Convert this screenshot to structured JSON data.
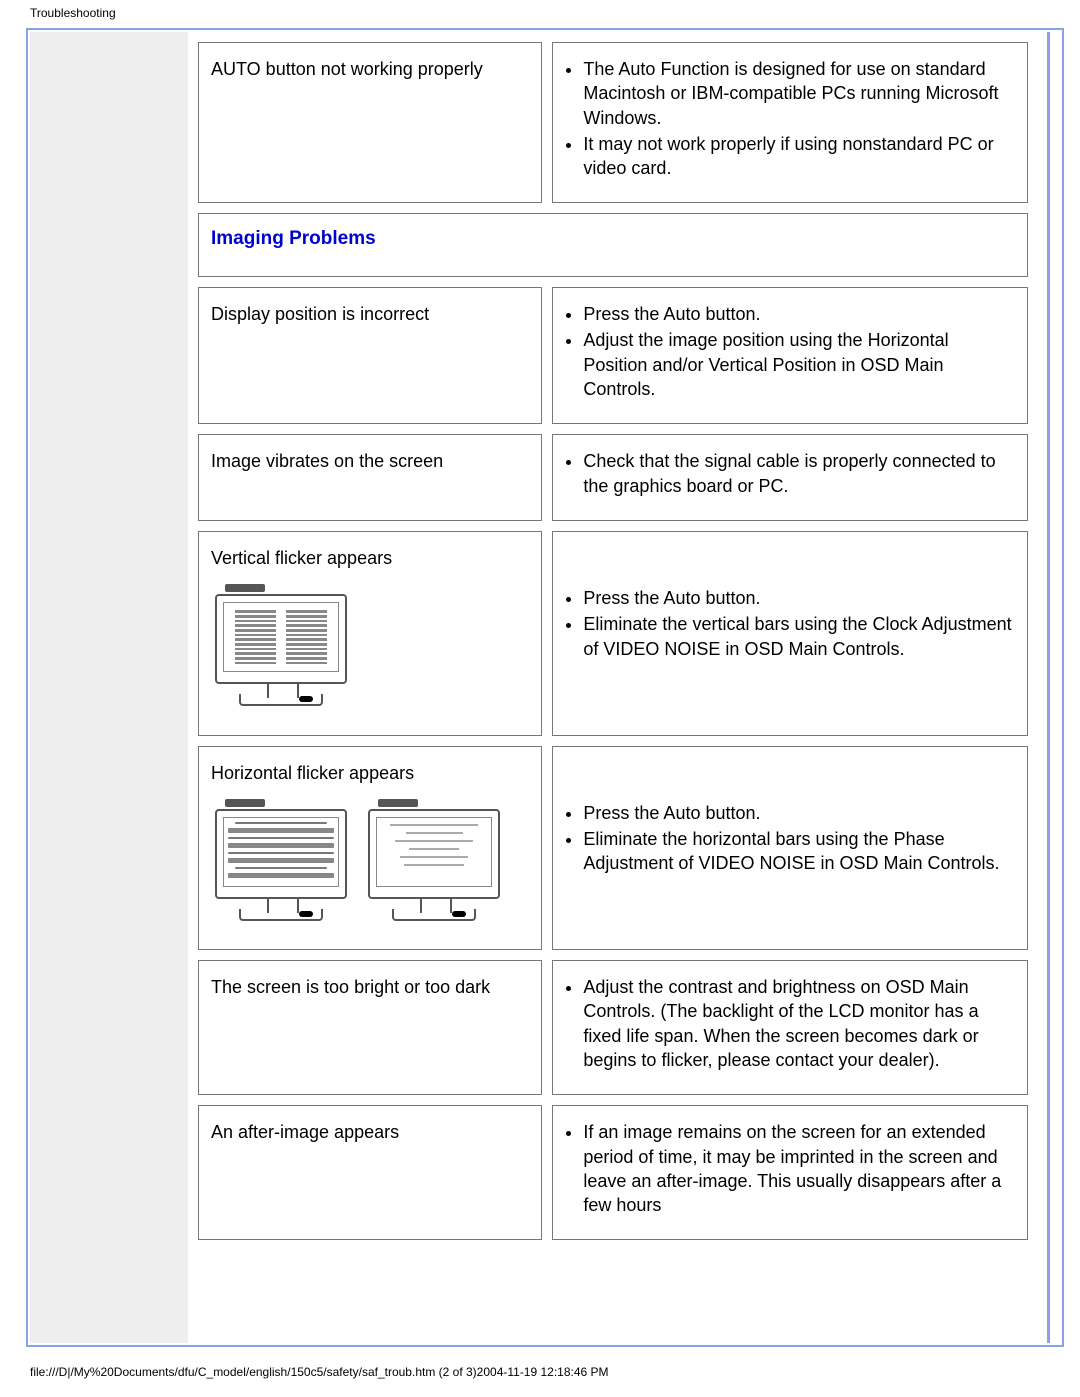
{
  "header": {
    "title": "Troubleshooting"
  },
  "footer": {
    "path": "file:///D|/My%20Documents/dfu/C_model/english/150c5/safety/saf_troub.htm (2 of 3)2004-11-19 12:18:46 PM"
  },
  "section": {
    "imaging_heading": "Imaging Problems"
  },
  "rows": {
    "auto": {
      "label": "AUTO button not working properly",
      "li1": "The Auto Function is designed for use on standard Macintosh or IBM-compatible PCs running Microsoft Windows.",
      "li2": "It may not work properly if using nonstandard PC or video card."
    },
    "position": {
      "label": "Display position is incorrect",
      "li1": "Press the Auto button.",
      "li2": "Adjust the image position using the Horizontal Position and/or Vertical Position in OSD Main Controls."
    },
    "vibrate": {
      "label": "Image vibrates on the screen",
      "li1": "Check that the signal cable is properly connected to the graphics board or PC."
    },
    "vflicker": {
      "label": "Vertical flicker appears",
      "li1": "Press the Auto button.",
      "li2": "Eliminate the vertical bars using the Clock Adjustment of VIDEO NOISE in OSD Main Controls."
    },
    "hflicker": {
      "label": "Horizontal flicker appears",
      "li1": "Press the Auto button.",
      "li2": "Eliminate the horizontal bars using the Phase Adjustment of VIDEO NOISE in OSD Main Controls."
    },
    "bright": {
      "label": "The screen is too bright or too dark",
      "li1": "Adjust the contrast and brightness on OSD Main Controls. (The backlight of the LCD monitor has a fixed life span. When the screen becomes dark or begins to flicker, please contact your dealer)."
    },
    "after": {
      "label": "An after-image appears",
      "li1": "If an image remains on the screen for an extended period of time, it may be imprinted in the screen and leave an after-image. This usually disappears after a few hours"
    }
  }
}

────────────────────────────────────────

- [Given task]: Transcribe the full listing above exactly, with the images removed.

- [Written solution]:
Convert this screenshot to structured JSON data.
{
  "header": {
    "title": "Troubleshooting"
  },
  "footer": {
    "path": "file:///D|/My%20Documents/dfu/C_model/english/150c5/safety/saf_troub.htm (2 of 3)2004-11-19 12:18:46 PM"
  },
  "section": {
    "imaging_heading": "Imaging Problems"
  },
  "rows": {
    "auto": {
      "label": "AUTO button not working properly",
      "li1": "The Auto Function is designed for use on standard Macintosh or IBM-compatible PCs running Microsoft Windows.",
      "li2": "It may not work properly if using nonstandard PC or video card."
    },
    "position": {
      "label": "Display position is incorrect",
      "li1": "Press the Auto button.",
      "li2": "Adjust the image position using the Horizontal Position and/or Vertical Position in OSD Main Controls."
    },
    "vibrate": {
      "label": "Image vibrates on the screen",
      "li1": "Check that the signal cable is properly connected to the graphics board or PC."
    },
    "vflicker": {
      "label": "Vertical flicker appears",
      "li1": "Press the Auto button.",
      "li2": "Eliminate the vertical bars using the Clock Adjustment of VIDEO NOISE in OSD Main Controls."
    },
    "hflicker": {
      "label": "Horizontal flicker appears",
      "li1": "Press the Auto button.",
      "li2": "Eliminate the horizontal bars using the Phase Adjustment of VIDEO NOISE in OSD Main Controls."
    },
    "bright": {
      "label": "The screen is too bright or too dark",
      "li1": "Adjust the contrast and brightness on OSD Main Controls. (The backlight of the LCD monitor has a fixed life span. When the screen becomes dark or begins to flicker, please contact your dealer)."
    },
    "after": {
      "label": "An after-image appears",
      "li1": "If an image remains on the screen for an extended period of time, it may be imprinted in the screen and leave an after-image. This usually disappears after a few hours"
    }
  }
}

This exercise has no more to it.